**What to produce**
Write out again, unchanged, the lines from the very first one below through the line containing "- app-body: Accounts", both included.

**Records shown**
============================================================
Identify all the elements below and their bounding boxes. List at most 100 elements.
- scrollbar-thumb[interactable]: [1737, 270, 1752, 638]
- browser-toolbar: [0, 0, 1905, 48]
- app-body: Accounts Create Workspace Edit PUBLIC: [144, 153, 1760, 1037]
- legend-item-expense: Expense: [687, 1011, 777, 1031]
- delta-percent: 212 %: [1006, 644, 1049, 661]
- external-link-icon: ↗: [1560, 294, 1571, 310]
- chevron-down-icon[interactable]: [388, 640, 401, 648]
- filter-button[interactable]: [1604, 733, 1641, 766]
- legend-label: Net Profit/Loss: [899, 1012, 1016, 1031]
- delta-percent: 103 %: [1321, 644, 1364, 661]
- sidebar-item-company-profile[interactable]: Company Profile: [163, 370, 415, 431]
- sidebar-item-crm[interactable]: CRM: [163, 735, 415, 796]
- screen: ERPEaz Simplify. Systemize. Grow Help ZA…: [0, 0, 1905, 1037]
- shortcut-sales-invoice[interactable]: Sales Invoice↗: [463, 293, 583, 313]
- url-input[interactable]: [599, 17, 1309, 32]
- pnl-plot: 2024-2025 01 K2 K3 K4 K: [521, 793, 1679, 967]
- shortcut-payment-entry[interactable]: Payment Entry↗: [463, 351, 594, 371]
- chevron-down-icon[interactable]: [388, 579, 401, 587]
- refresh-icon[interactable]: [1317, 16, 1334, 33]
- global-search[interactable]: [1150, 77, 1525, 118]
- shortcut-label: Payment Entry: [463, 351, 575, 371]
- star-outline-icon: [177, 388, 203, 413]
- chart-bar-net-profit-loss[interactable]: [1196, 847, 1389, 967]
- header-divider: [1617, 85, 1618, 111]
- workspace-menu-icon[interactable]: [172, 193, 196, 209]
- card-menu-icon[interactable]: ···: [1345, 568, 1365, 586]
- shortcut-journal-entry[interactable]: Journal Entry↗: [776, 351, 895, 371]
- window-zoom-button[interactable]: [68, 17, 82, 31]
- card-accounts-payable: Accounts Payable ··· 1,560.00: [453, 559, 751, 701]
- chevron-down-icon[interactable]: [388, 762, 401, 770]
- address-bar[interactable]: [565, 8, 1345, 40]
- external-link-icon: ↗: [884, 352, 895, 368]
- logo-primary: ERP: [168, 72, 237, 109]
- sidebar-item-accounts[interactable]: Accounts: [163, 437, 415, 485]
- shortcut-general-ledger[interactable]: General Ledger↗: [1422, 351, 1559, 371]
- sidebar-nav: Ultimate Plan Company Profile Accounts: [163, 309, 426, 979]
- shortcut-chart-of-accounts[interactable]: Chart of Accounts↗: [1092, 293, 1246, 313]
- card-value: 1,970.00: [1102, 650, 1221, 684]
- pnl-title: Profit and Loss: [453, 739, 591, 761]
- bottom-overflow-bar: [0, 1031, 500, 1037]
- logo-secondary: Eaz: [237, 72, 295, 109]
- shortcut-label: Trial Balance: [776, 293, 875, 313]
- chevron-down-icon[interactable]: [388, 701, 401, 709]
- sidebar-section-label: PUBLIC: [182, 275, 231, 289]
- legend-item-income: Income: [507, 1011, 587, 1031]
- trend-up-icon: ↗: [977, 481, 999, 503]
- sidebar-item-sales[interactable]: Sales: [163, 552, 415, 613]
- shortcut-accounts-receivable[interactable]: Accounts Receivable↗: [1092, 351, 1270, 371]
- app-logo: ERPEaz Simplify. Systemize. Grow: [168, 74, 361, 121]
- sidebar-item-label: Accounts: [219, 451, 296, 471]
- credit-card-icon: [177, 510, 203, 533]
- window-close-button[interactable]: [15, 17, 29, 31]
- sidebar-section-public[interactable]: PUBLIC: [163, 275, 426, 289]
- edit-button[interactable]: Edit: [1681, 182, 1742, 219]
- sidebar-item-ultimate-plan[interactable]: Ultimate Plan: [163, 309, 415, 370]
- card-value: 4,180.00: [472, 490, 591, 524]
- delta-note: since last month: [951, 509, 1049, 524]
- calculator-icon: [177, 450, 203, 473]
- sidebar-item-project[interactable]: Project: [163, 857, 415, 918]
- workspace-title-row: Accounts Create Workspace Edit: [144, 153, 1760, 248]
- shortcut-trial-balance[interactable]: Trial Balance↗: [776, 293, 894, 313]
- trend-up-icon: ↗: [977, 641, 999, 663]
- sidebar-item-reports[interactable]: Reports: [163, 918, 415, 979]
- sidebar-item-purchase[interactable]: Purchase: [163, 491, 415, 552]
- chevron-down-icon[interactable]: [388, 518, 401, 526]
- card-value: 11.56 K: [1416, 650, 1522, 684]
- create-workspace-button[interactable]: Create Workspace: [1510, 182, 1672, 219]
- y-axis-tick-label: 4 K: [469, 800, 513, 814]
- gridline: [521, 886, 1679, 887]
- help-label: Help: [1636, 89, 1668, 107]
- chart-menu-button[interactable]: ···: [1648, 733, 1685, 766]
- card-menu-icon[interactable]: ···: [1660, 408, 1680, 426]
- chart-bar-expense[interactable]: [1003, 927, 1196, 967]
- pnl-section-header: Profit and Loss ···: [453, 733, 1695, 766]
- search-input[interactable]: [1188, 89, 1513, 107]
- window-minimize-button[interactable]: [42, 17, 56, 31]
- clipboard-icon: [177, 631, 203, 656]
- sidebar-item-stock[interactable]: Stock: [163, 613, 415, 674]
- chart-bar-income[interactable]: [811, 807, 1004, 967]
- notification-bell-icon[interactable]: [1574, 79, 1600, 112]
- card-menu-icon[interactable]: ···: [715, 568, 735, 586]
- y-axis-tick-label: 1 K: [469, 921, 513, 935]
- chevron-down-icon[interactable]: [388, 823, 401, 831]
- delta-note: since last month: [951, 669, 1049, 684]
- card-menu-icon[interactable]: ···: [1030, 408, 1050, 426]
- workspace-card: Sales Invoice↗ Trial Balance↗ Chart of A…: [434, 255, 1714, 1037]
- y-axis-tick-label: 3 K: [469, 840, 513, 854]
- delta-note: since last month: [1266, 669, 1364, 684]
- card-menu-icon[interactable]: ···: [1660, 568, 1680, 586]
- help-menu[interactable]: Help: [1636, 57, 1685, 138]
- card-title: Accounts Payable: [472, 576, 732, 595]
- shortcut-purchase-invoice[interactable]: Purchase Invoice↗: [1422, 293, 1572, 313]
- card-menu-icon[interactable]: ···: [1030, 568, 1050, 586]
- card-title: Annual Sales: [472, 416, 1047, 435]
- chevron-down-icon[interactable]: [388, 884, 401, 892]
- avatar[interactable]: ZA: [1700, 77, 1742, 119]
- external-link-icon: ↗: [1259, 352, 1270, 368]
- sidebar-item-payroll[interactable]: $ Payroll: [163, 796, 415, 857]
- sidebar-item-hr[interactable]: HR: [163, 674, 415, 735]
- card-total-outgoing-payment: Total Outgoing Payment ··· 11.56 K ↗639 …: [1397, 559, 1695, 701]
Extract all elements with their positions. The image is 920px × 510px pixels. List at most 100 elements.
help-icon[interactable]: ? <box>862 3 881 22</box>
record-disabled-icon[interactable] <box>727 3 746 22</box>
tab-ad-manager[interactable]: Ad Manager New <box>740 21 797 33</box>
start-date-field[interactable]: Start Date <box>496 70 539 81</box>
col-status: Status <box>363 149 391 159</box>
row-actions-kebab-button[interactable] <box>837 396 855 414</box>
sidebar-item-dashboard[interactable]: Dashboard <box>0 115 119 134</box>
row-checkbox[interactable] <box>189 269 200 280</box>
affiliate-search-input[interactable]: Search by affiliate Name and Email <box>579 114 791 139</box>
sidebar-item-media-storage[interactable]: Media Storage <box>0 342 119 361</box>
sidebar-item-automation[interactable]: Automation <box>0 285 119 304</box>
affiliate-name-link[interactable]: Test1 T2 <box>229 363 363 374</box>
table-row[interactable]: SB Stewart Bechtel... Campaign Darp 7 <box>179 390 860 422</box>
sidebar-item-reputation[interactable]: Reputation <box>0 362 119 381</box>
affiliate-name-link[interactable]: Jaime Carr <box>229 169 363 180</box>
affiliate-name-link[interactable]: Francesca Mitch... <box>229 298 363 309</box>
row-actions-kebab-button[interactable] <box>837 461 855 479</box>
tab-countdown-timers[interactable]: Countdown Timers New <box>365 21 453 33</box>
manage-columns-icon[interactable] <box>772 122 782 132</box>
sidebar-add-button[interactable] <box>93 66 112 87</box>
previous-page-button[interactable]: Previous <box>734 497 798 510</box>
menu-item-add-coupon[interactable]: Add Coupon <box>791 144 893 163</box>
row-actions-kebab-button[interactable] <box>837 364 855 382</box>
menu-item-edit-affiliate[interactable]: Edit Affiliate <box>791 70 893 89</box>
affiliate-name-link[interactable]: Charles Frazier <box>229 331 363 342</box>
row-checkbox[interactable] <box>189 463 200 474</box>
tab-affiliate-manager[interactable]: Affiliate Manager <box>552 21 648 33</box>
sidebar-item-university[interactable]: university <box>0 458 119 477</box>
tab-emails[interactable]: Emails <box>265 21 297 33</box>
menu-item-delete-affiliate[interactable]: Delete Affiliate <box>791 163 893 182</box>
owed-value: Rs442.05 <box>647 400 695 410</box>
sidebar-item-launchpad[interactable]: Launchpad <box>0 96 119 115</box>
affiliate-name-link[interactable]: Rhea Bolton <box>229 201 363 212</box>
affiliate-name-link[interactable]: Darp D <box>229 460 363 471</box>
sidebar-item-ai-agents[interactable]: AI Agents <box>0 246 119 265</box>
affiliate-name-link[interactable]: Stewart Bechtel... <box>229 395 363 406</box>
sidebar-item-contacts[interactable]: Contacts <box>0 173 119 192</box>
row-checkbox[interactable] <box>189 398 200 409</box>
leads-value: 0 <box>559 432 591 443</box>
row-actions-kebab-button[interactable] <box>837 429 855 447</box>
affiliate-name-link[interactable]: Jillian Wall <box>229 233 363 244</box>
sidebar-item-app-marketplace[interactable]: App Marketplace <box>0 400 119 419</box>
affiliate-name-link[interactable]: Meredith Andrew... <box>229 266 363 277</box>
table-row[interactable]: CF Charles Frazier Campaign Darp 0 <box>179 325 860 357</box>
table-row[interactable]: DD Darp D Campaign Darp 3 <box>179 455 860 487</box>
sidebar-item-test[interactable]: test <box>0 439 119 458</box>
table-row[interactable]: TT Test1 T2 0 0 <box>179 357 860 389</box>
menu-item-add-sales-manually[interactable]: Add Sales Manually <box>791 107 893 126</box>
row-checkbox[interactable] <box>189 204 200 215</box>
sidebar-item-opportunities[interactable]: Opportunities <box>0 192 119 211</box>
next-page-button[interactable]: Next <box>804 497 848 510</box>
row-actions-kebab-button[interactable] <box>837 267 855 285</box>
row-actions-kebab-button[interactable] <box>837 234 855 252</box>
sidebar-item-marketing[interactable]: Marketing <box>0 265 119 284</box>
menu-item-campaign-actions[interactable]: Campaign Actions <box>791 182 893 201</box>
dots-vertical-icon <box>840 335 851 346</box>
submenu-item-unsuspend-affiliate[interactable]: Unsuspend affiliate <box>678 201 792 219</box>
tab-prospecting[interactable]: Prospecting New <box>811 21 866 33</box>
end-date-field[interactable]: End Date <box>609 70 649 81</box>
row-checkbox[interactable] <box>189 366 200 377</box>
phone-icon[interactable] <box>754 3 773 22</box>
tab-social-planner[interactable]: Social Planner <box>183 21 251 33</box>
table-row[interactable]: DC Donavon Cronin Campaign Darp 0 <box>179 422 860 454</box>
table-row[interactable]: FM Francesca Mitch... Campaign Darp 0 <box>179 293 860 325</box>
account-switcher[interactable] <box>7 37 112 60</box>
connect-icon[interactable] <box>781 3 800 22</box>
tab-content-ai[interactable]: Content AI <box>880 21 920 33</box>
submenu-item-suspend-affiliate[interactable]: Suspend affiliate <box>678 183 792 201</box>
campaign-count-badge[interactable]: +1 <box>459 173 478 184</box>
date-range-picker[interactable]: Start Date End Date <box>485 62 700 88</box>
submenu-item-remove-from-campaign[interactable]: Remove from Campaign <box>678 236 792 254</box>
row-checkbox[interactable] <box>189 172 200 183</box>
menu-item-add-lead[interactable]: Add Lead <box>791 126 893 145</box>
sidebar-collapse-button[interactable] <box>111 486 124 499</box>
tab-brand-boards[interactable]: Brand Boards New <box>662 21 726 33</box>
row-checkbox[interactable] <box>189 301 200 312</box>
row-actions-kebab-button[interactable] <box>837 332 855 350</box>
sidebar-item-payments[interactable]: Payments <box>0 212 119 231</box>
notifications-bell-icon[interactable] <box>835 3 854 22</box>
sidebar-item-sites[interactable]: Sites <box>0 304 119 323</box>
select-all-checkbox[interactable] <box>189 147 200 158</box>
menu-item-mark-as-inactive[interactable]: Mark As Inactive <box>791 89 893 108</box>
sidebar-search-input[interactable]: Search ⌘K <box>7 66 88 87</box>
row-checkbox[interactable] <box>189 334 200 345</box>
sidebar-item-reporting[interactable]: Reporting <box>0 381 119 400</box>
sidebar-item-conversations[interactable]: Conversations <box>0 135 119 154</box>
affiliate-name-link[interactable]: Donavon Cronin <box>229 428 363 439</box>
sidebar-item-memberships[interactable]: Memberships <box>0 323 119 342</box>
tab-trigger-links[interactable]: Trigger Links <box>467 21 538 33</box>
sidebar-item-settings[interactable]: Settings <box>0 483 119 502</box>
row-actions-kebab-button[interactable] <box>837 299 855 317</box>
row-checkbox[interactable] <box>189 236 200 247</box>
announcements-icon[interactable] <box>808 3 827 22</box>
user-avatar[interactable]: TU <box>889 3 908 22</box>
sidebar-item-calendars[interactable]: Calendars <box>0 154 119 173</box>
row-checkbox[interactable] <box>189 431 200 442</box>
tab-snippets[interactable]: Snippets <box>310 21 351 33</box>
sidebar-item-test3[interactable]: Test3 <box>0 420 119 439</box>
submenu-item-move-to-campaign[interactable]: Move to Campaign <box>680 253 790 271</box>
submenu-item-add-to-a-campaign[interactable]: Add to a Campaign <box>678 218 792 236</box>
============================================================
**Complete answer**
Identify all the elements below and their bounding boxes. List at most 100 elements.
- scrollbar-thumb[interactable]: [1737, 270, 1752, 638]
- browser-toolbar: [0, 0, 1905, 48]
- app-body: Accounts Create Workspace Edit PUBLIC: [144, 153, 1760, 1037]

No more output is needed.